* [Extracted data entries]
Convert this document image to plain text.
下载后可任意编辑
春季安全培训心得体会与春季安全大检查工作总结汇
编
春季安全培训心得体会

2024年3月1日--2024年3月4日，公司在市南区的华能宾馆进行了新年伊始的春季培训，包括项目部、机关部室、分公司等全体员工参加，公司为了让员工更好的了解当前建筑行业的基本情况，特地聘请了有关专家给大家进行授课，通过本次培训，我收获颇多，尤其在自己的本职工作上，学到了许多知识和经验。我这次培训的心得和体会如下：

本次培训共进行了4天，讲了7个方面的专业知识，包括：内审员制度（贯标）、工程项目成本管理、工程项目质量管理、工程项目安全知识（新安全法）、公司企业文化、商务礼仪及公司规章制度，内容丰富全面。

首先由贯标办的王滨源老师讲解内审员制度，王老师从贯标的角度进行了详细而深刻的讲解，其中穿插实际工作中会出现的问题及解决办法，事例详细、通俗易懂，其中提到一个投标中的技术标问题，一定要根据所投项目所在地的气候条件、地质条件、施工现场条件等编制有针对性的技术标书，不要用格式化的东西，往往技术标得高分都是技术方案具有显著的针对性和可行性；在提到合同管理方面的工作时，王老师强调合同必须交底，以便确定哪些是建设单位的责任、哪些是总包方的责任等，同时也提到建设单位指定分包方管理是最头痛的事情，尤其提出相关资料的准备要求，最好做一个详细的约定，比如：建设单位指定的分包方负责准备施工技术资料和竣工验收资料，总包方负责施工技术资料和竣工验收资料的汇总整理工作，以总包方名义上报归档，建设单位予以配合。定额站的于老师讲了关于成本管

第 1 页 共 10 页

* [TASK TO COMPLETE]
Exactly reproduce every line found in the records.

* [WRITTEN ANSWER]
Convert this document image to plain text.
下载后可任意编辑
春季安全培训心得体会与春季安全大检查工作总结汇
编
春季安全培训心得体会

2024年3月1日--2024年3月4日，公司在市南区的华能宾馆进行了新年伊始的春季培训，包括项目部、机关部室、分公司等全体员工参加，公司为了让员工更好的了解当前建筑行业的基本情况，特地聘请了有关专家给大家进行授课，通过本次培训，我收获颇多，尤其在自己的本职工作上，学到了许多知识和经验。我这次培训的心得和体会如下：

本次培训共进行了4天，讲了7个方面的专业知识，包括：内审员制度（贯标）、工程项目成本管理、工程项目质量管理、工程项目安全知识（新安全法）、公司企业文化、商务礼仪及公司规章制度，内容丰富全面。

首先由贯标办的王滨源老师讲解内审员制度，王老师从贯标的角度进行了详细而深刻的讲解，其中穿插实际工作中会出现的问题及解决办法，事例详细、通俗易懂，其中提到一个投标中的技术标问题，一定要根据所投项目所在地的气候条件、地质条件、施工现场条件等编制有针对性的技术标书，不要用格式化的东西，往往技术标得高分都是技术方案具有显著的针对性和可行性；在提到合同管理方面的工作时，王老师强调合同必须交底，以便确定哪些是建设单位的责任、哪些是总包方的责任等，同时也提到建设单位指定分包方管理是最头痛的事情，尤其提出相关资料的准备要求，最好做一个详细的约定，比如：建设单位指定的分包方负责准备施工技术资料和竣工验收资料，总包方负责施工技术资料和竣工验收资料的汇总整理工作，以总包方名义上报归档，建设单位予以配合。定额站的于老师讲了关于成本管

第 1 页 共 10 页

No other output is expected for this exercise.